#### Data provided
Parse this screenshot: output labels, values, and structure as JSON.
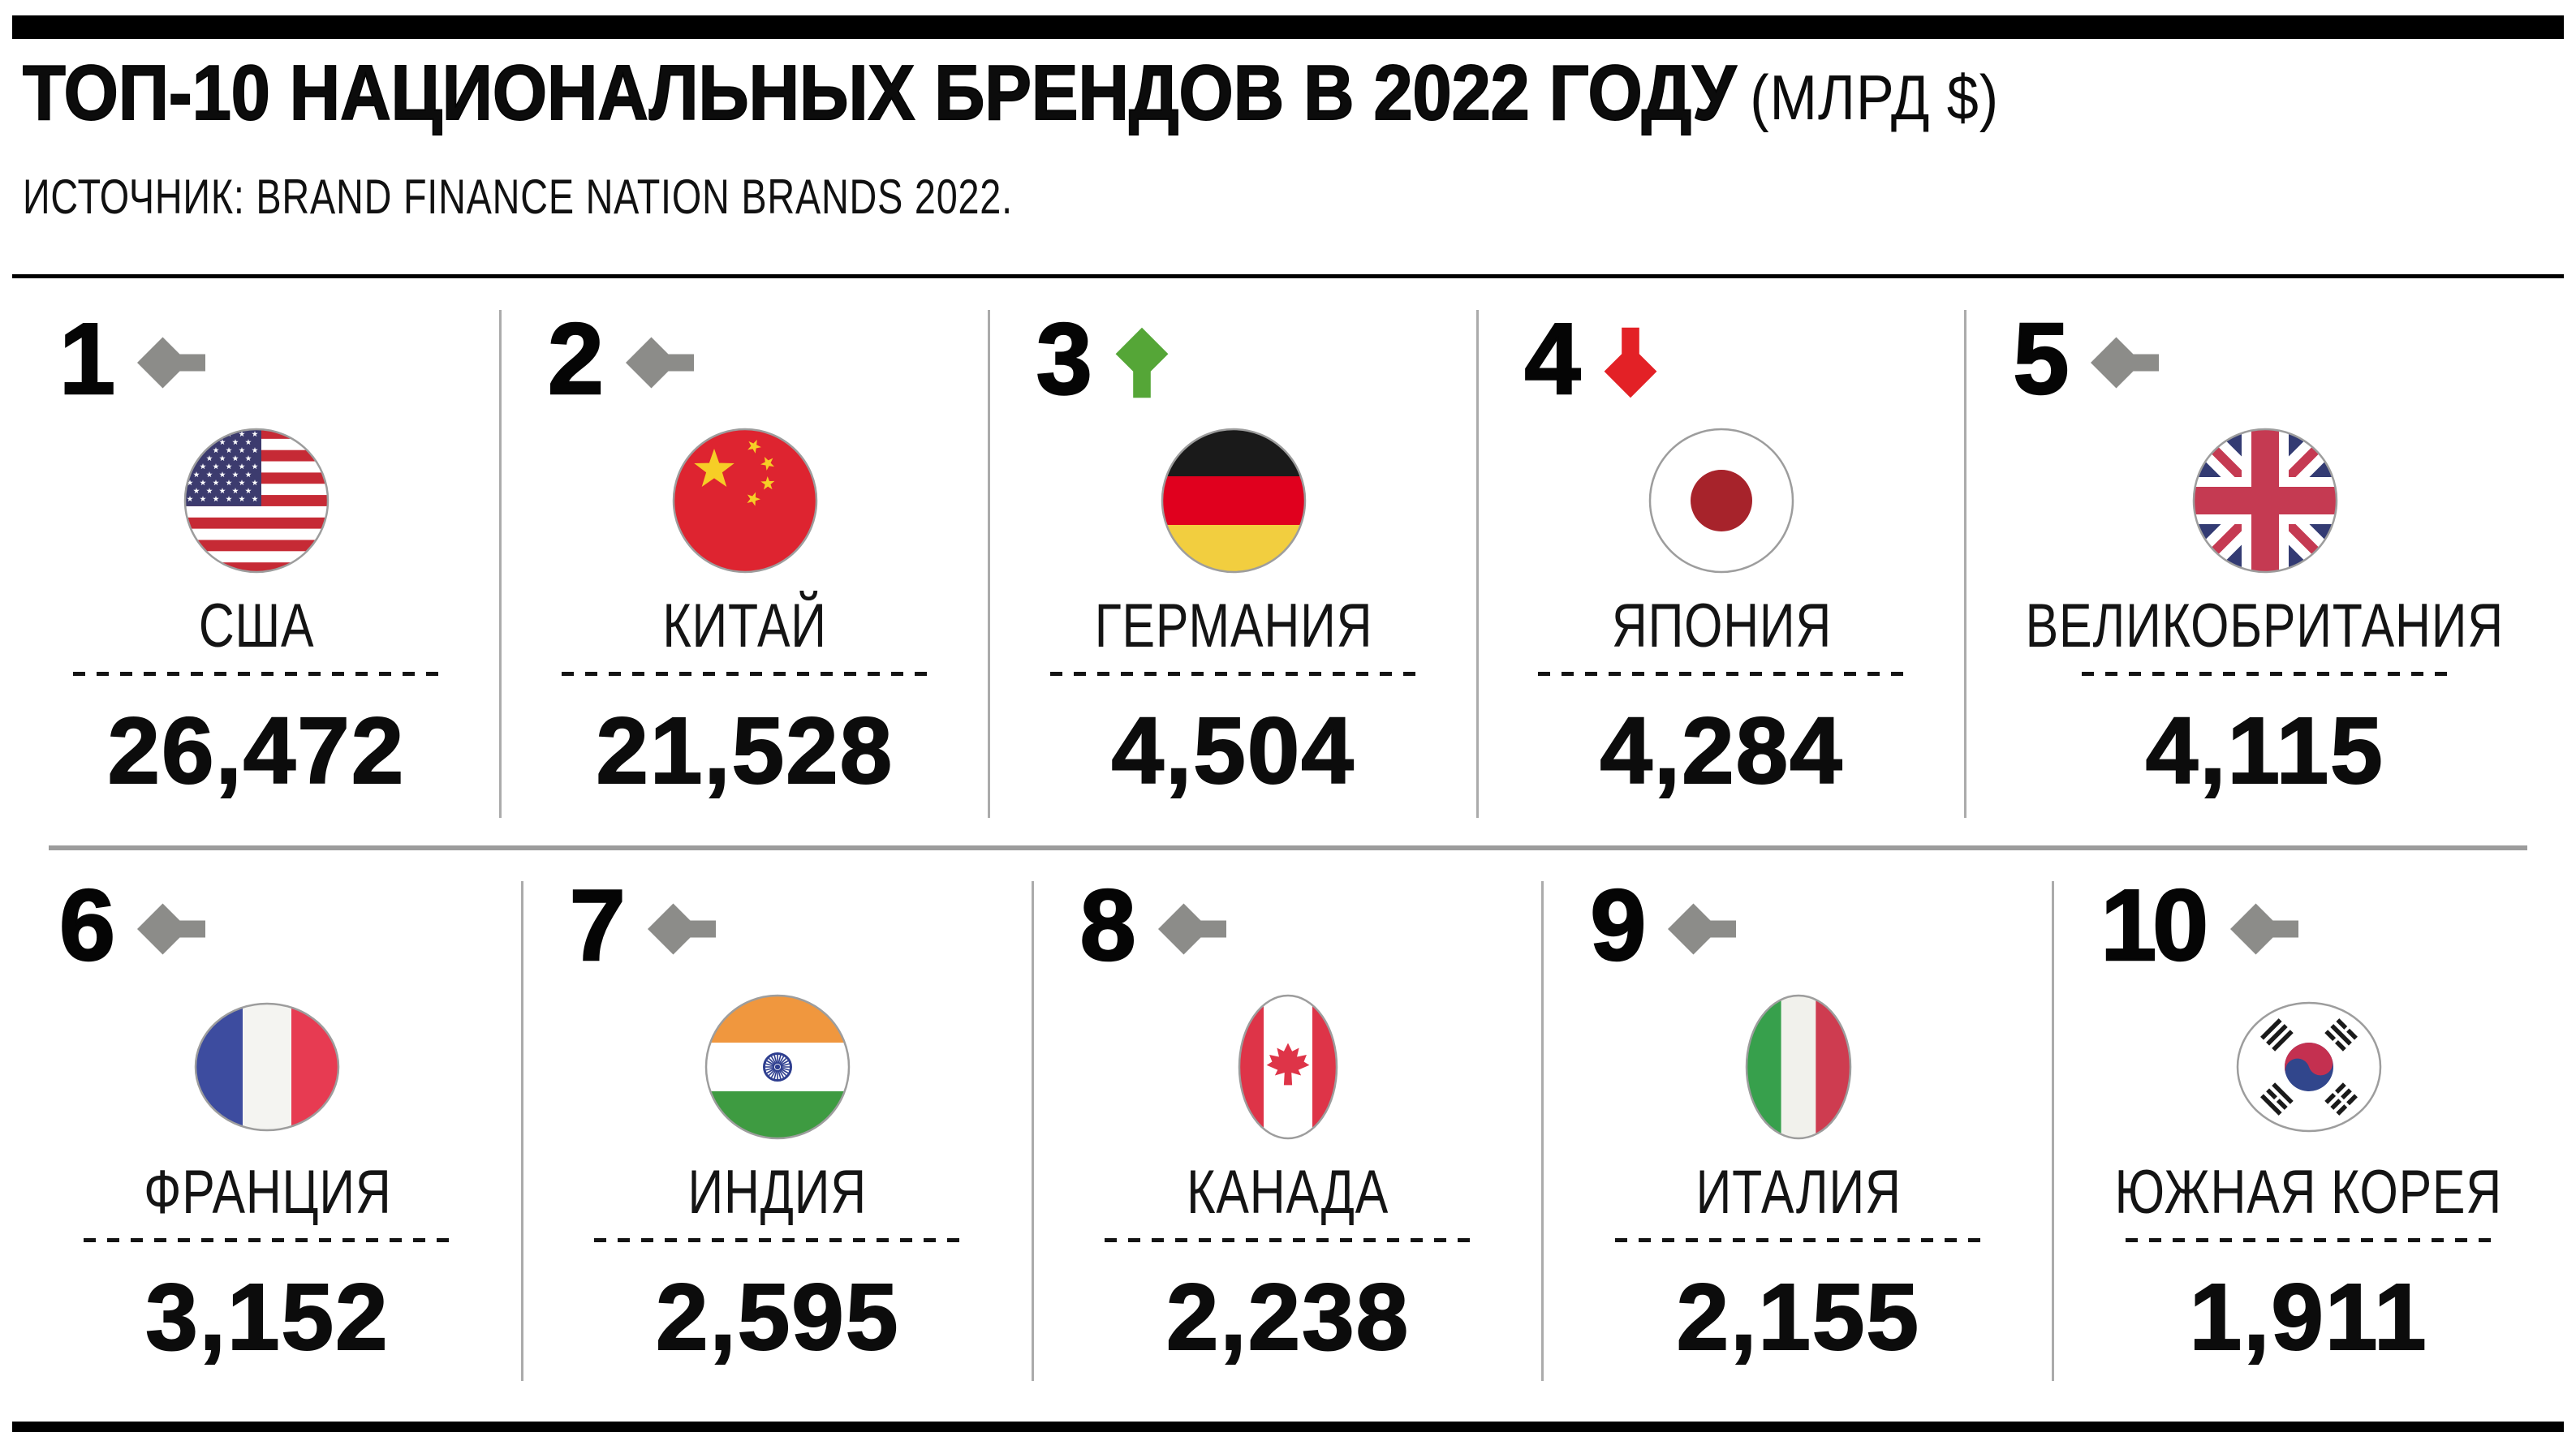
{
  "header": {
    "title": "ТОП-10 НАЦИОНАЛЬНЫХ БРЕНДОВ В 2022 ГОДУ",
    "title_suffix": "(МЛРД $)",
    "source": "ИСТОЧНИК: BRAND FINANCE NATION BRANDS 2022."
  },
  "colors": {
    "trend_same": "#8C8C89",
    "trend_up": "#55A637",
    "trend_down": "#E32126",
    "accent_bar": "#000000",
    "row_separator": "#9C9C9C",
    "column_divider": "#ABABAB"
  },
  "cells": [
    {
      "rank": "1",
      "trend": "same",
      "flag": "usa",
      "name": "США",
      "value": "26,472"
    },
    {
      "rank": "2",
      "trend": "same",
      "flag": "china",
      "name": "КИТАЙ",
      "value": "21,528"
    },
    {
      "rank": "3",
      "trend": "up",
      "flag": "germany",
      "name": "ГЕРМАНИЯ",
      "value": "4,504"
    },
    {
      "rank": "4",
      "trend": "down",
      "flag": "japan",
      "name": "ЯПОНИЯ",
      "value": "4,284"
    },
    {
      "rank": "5",
      "trend": "same",
      "flag": "uk",
      "name": "ВЕЛИКОБРИТАНИЯ",
      "value": "4,115"
    },
    {
      "rank": "6",
      "trend": "same",
      "flag": "france",
      "name": "ФРАНЦИЯ",
      "value": "3,152"
    },
    {
      "rank": "7",
      "trend": "same",
      "flag": "india",
      "name": "ИНДИЯ",
      "value": "2,595"
    },
    {
      "rank": "8",
      "trend": "same",
      "flag": "canada",
      "name": "КАНАДА",
      "value": "2,238"
    },
    {
      "rank": "9",
      "trend": "same",
      "flag": "italy",
      "name": "ИТАЛИЯ",
      "value": "2,155"
    },
    {
      "rank": "10",
      "trend": "same",
      "flag": "south-korea",
      "name": "ЮЖНАЯ КОРЕЯ",
      "value": "1,911"
    }
  ],
  "chart_data": {
    "type": "table",
    "title": "ТОП-10 НАЦИОНАЛЬНЫХ БРЕНДОВ В 2022 ГОДУ (МЛРД $)",
    "source": "ИСТОЧНИК: BRAND FINANCE NATION BRANDS 2022.",
    "unit": "млрд $",
    "columns": [
      "rank",
      "country",
      "brand_value_bln_usd",
      "rank_change"
    ],
    "rows": [
      [
        1,
        "США",
        26472,
        "no-change"
      ],
      [
        2,
        "КИТАЙ",
        21528,
        "no-change"
      ],
      [
        3,
        "ГЕРМАНИЯ",
        4504,
        "up"
      ],
      [
        4,
        "ЯПОНИЯ",
        4284,
        "down"
      ],
      [
        5,
        "ВЕЛИКОБРИТАНИЯ",
        4115,
        "no-change"
      ],
      [
        6,
        "ФРАНЦИЯ",
        3152,
        "no-change"
      ],
      [
        7,
        "ИНДИЯ",
        2595,
        "no-change"
      ],
      [
        8,
        "КАНАДА",
        2238,
        "no-change"
      ],
      [
        9,
        "ИТАЛИЯ",
        2155,
        "no-change"
      ],
      [
        10,
        "ЮЖНАЯ КОРЕЯ",
        1911,
        "no-change"
      ]
    ]
  }
}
########
Reproduce every record above exactly, but leave out the pictures.

Parse this screenshot: output labels, values, and structure as JSON.
{
  "header": {
    "title": "ТОП-10 НАЦИОНАЛЬНЫХ БРЕНДОВ В 2022 ГОДУ",
    "title_suffix": "(МЛРД $)",
    "source": "ИСТОЧНИК: BRAND FINANCE NATION BRANDS 2022."
  },
  "colors": {
    "trend_same": "#8C8C89",
    "trend_up": "#55A637",
    "trend_down": "#E32126",
    "accent_bar": "#000000",
    "row_separator": "#9C9C9C",
    "column_divider": "#ABABAB"
  },
  "cells": [
    {
      "rank": "1",
      "trend": "same",
      "flag": "usa",
      "name": "США",
      "value": "26,472"
    },
    {
      "rank": "2",
      "trend": "same",
      "flag": "china",
      "name": "КИТАЙ",
      "value": "21,528"
    },
    {
      "rank": "3",
      "trend": "up",
      "flag": "germany",
      "name": "ГЕРМАНИЯ",
      "value": "4,504"
    },
    {
      "rank": "4",
      "trend": "down",
      "flag": "japan",
      "name": "ЯПОНИЯ",
      "value": "4,284"
    },
    {
      "rank": "5",
      "trend": "same",
      "flag": "uk",
      "name": "ВЕЛИКОБРИТАНИЯ",
      "value": "4,115"
    },
    {
      "rank": "6",
      "trend": "same",
      "flag": "france",
      "name": "ФРАНЦИЯ",
      "value": "3,152"
    },
    {
      "rank": "7",
      "trend": "same",
      "flag": "india",
      "name": "ИНДИЯ",
      "value": "2,595"
    },
    {
      "rank": "8",
      "trend": "same",
      "flag": "canada",
      "name": "КАНАДА",
      "value": "2,238"
    },
    {
      "rank": "9",
      "trend": "same",
      "flag": "italy",
      "name": "ИТАЛИЯ",
      "value": "2,155"
    },
    {
      "rank": "10",
      "trend": "same",
      "flag": "south-korea",
      "name": "ЮЖНАЯ КОРЕЯ",
      "value": "1,911"
    }
  ],
  "chart_data": {
    "type": "table",
    "title": "ТОП-10 НАЦИОНАЛЬНЫХ БРЕНДОВ В 2022 ГОДУ (МЛРД $)",
    "source": "ИСТОЧНИК: BRAND FINANCE NATION BRANDS 2022.",
    "unit": "млрд $",
    "columns": [
      "rank",
      "country",
      "brand_value_bln_usd",
      "rank_change"
    ],
    "rows": [
      [
        1,
        "США",
        26472,
        "no-change"
      ],
      [
        2,
        "КИТАЙ",
        21528,
        "no-change"
      ],
      [
        3,
        "ГЕРМАНИЯ",
        4504,
        "up"
      ],
      [
        4,
        "ЯПОНИЯ",
        4284,
        "down"
      ],
      [
        5,
        "ВЕЛИКОБРИТАНИЯ",
        4115,
        "no-change"
      ],
      [
        6,
        "ФРАНЦИЯ",
        3152,
        "no-change"
      ],
      [
        7,
        "ИНДИЯ",
        2595,
        "no-change"
      ],
      [
        8,
        "КАНАДА",
        2238,
        "no-change"
      ],
      [
        9,
        "ИТАЛИЯ",
        2155,
        "no-change"
      ],
      [
        10,
        "ЮЖНАЯ КОРЕЯ",
        1911,
        "no-change"
      ]
    ]
  }
}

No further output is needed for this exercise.